Yapılacak Görevler:
• A. Bülent Ecevit hakkındaki yazıya göre şu soruları yanıtlayın:
(i) 12 Eylül askerî darbesi Ecevit'le birlikte kimi sürgüne göndermiştir?
(ii) Sürgün dönemi hangi yıla kadar sürmüştür?
(iii) Ecevit artık hangi modelden söz etmemektedir?
• B. Bülent Ecevit hakkındaki yazıda geçen şu cümleyi İngilizceye çevirin: "Dikkat çekici olanı şudur ki, CHP de, diğer siyasî partilerle birlikte kapatılmış, yarışın eşit şartlarda yeniden başlamasına özen gösterilmiştir."
• C. Bülent Ecevit hakkındaki yazıyı son cümlesinden sonra sürdürün.

Bir Dönemin Orta Solu "Karaoğlan Gerçeği" - 2
Hacı Bilal Şen

Hacı Bilal Şen

Bir Dönemin Orta Solu "Karaoğlan Gerçeği" - 2

12 Aralık 2017 - 09:23

Geçen haftaki yazımda 1980 ihtilaline kadar olan dönemde Bülent ECEVİT’İN siyasi hayatından bahsetmiştim. Bu yazımda 1980’den ölümüne kadar geçen sürede siyasi alanda Türk siyasi hayatını etkileyen noktalara değineceğim.

12 Eylül askerî darbesi, iktidardaki Demirel’le birlikte Ecevit’i de sürgüne göndermiştir. Çıkışları, sıkıyönetim tarafından önlenmiş, yazı yazması yasaklanmıştır. Bu dönem, 1987’ye kadar sürmüştür. Dikkat çekici olanı şudur ki, CHP de, diğer siyasî partilerle birlikte kapatılmış, yarışın eşit şartlarda yeniden başlamasına özen gösterilmiştir.

Bu dönemde, Bülent Ecevit’in düşüncelerinde değişiklikler meydana geldiği görülmektedir. Belki de ortaya çıkan belgeler onun da görüşünü etkilemiştir. Eskiden olduğu gibi Yugoslavya modelinden artık söz etmemektedir. Fakat Ecevit’in hayalini süsleyen köykent projesi –hiç gerçekleşemese de- siyasî literatürde yerini alacaktır.

Veri kümesi öğeleri:
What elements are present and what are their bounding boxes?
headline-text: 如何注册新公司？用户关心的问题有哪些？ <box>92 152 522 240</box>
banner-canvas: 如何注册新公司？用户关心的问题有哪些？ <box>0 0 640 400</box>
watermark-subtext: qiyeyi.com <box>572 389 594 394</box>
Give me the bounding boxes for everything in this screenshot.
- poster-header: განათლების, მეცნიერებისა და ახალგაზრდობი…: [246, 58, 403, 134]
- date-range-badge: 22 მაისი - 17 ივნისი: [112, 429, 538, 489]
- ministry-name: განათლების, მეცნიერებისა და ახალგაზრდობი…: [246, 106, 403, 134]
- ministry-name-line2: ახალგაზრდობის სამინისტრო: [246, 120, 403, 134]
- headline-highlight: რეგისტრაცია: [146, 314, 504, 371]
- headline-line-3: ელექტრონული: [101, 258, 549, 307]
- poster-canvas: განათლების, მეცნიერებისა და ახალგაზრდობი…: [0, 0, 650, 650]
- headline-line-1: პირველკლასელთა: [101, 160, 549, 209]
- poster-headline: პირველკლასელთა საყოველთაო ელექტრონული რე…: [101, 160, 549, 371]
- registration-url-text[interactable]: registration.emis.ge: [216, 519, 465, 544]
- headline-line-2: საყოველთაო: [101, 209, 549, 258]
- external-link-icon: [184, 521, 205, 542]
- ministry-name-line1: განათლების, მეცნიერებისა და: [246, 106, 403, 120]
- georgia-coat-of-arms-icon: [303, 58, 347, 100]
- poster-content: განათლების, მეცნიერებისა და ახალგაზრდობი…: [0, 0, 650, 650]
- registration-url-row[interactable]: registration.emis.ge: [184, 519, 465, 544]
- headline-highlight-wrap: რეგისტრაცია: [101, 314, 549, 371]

...

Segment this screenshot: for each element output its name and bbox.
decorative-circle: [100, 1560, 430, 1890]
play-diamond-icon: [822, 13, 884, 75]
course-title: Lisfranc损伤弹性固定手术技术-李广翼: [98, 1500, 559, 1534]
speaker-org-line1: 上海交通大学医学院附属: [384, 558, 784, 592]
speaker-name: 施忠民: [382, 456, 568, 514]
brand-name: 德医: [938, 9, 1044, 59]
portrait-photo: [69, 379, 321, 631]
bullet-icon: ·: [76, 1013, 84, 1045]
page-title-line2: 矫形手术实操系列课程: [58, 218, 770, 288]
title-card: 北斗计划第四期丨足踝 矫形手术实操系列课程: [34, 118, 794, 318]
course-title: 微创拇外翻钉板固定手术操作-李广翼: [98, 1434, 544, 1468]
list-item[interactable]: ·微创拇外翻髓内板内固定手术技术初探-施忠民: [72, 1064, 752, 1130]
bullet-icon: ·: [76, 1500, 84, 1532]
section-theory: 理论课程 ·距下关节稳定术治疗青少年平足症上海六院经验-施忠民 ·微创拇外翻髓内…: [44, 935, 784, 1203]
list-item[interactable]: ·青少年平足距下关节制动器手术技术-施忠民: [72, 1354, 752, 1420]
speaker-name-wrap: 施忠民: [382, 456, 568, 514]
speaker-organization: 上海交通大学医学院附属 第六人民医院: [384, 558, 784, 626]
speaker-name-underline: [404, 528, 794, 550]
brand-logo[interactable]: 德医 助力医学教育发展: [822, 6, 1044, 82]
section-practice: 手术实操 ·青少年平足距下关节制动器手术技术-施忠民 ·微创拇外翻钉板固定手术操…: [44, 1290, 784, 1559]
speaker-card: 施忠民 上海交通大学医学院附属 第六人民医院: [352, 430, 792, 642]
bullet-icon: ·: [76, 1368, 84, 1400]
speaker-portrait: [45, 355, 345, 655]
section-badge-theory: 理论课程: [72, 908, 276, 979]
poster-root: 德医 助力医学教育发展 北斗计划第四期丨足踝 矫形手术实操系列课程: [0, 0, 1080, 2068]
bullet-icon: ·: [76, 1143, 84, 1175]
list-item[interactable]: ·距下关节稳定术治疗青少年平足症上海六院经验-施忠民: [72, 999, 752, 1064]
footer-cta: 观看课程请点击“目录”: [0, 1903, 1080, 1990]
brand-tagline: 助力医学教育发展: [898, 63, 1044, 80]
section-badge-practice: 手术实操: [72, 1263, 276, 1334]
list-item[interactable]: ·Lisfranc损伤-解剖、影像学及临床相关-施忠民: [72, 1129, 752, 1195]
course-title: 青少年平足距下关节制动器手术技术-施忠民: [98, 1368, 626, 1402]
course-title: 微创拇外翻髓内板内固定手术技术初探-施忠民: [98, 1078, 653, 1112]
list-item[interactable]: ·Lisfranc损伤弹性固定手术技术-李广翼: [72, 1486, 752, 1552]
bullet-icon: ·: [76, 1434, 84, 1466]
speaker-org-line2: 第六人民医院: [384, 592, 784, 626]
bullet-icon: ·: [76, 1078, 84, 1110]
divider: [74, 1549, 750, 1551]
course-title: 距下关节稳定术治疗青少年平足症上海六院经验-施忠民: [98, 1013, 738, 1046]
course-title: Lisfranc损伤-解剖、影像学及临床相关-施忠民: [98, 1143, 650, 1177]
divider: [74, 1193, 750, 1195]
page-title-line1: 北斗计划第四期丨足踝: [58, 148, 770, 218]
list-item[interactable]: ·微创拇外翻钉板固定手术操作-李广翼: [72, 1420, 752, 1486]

---

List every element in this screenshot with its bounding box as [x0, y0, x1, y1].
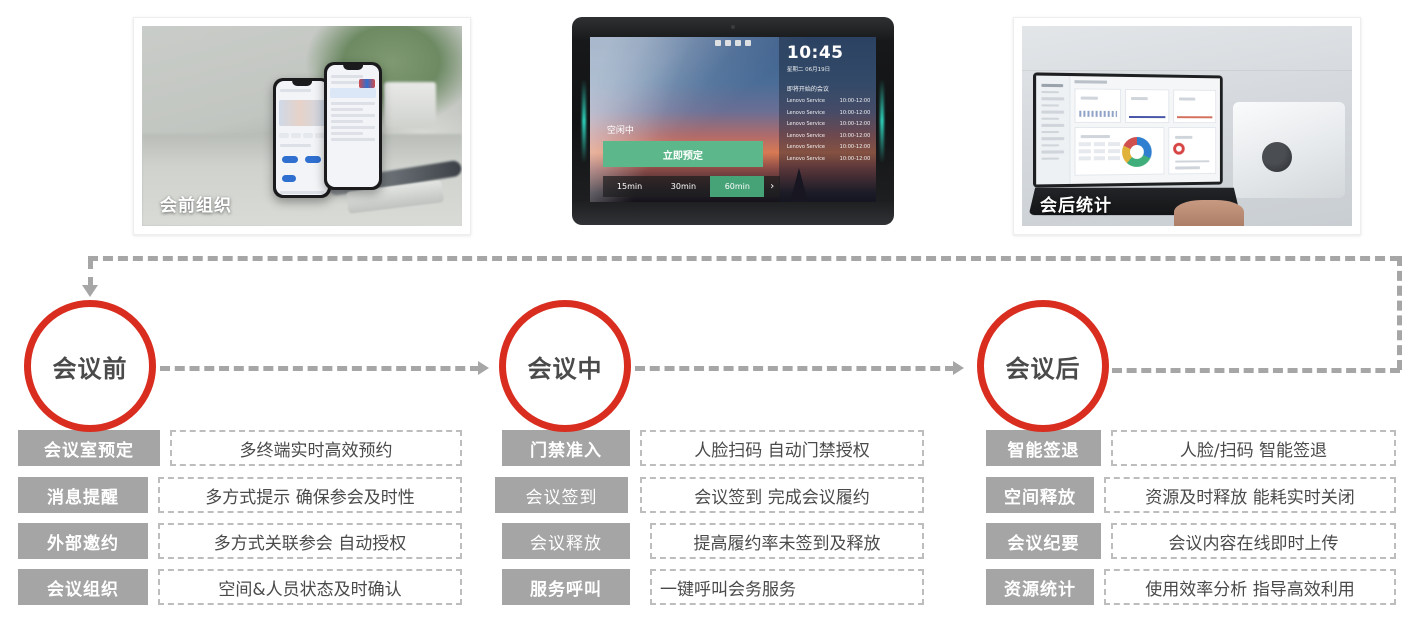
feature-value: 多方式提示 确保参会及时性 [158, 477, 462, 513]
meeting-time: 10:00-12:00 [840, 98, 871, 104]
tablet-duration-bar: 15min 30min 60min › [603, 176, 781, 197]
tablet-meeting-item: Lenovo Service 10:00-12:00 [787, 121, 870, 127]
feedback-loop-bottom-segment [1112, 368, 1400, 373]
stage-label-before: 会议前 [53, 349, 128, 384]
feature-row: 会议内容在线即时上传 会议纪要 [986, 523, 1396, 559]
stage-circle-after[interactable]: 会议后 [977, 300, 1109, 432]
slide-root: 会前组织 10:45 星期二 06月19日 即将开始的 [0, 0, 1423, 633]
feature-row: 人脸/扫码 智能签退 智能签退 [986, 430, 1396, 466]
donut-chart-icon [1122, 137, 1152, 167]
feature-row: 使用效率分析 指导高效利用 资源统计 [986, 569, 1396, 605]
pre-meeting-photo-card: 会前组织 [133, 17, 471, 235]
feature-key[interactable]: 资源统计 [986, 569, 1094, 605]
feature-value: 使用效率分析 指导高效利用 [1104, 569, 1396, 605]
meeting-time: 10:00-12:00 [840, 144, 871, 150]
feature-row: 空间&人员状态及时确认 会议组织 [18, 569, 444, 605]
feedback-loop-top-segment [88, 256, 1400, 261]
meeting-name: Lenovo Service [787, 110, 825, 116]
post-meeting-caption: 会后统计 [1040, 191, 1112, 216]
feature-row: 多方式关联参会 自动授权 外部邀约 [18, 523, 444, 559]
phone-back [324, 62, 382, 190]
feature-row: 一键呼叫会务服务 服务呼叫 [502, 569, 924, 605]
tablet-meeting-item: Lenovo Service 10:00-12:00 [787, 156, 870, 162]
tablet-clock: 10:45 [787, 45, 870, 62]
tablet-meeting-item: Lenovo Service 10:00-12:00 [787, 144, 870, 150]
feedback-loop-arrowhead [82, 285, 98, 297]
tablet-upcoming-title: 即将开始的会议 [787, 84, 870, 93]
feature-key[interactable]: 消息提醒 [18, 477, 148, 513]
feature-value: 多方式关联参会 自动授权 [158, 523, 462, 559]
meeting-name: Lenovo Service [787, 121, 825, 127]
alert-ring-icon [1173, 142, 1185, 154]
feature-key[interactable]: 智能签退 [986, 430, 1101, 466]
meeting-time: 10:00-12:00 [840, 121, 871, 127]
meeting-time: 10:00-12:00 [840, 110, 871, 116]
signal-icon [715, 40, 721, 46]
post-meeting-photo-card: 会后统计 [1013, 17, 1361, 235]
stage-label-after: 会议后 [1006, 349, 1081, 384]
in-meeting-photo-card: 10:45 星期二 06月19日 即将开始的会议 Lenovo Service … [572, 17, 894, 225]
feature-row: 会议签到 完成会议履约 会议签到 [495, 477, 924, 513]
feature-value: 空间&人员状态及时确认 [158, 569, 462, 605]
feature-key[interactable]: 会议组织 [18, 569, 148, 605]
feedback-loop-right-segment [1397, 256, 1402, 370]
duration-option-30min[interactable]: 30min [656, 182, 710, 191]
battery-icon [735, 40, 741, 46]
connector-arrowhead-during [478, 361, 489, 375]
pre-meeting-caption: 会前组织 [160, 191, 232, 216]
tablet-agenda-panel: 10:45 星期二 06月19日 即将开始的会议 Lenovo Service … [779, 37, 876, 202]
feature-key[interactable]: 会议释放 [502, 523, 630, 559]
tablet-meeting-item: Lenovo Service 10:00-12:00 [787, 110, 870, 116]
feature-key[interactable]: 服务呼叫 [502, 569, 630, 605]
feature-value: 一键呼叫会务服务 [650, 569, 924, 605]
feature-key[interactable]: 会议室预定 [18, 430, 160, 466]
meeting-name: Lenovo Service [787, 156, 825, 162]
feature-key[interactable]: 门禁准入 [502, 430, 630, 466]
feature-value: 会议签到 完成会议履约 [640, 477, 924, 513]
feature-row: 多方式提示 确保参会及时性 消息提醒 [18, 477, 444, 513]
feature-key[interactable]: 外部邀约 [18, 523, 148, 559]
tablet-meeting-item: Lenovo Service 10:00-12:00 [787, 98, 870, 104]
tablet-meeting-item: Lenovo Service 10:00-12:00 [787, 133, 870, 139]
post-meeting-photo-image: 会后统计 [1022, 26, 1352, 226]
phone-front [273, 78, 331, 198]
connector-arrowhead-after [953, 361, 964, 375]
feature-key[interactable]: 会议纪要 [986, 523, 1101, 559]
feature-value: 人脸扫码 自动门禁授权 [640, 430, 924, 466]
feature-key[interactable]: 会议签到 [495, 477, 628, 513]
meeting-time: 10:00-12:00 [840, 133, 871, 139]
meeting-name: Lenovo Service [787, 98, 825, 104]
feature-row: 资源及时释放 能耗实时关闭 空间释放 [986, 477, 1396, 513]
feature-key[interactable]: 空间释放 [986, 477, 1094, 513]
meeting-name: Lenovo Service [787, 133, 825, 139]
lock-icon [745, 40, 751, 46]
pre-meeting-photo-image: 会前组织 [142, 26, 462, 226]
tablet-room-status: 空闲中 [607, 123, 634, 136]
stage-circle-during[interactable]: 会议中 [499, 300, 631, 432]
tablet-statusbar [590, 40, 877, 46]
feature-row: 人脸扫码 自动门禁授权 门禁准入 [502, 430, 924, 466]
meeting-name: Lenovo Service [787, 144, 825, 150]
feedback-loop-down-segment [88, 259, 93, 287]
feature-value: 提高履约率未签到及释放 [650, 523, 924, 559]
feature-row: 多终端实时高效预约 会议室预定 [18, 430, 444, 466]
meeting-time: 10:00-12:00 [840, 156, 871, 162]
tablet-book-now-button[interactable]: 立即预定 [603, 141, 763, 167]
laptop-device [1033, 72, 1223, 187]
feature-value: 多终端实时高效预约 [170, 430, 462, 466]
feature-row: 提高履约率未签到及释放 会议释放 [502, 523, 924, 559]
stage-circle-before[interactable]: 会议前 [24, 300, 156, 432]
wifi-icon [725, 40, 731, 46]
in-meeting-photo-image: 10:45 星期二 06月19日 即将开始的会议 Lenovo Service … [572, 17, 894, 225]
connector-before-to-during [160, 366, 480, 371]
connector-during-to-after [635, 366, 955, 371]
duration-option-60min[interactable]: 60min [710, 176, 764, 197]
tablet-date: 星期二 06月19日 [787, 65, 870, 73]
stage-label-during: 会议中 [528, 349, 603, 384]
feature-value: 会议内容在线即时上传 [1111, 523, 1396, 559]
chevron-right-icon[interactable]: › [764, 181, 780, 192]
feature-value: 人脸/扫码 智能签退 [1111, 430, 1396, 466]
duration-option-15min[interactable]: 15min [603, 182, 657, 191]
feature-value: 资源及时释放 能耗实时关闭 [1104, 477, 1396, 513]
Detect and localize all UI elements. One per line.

Görev Yanıtları:
• A.
(i) Demirel'i
(ii) 1987'ye kadar
(iii) Yugoslavya modelinden

• B. What is noteworthy is that the CHP, too, was closed down along with the other political parties, and care was taken for the race to begin again on equal terms.

• C.
Siyasî yasaklı olduğu için parti kurması veya bir partiye katılması mümkün olmayan Ecevit, bu dönemde demokratik sol düşünceyi ortaya atmış ve bu isimle bir parti eşinin başkanlığında kurulmuştur. Dikkat çekici bir husustur ki, Ecevit, CHP’deki eski yandaşlarını bu partiye almaktan, onlarla güç birliği yapmaktan kaçınmıştır. Zor zamanlarda dik durmamakla ve kendisini yalnız bırakmakla suçladığı bu arkadaşları başka partilere dağılmışlardır.

Evvelce milliyetçiliğe karşı çıkmasıyla tanınmış olan Ecevit, 1987’ye kadar olan dönemde bu fikre gittikçe yaklaşmıştır. Milliyetçiliğin bazı ilkelerini benimsemiş ve partisinde de yeni politikaların takip edilmesine özen göstermiştir. Ulus-devlet fikri de onun yeni benimsediği görüşler arasındadır. Bu değişiklikten şunu anlamaktayız: Ecevit, Türk milletinin çoğunluk eğilimlerine rağmen başarı sağlamanın mümkün olamayacağını görmüştür. Millî ve İslâmî değerlere daha çok anlam kazandırmanın siyasî hayatta başarı sağlayacağını kestirmiştir. Daha önceleri Ergenekon tablolarına dahi tahammül gösteremeyen bir anlayışın bu şekilde yön değiştirmesi artı puan sayılabilir.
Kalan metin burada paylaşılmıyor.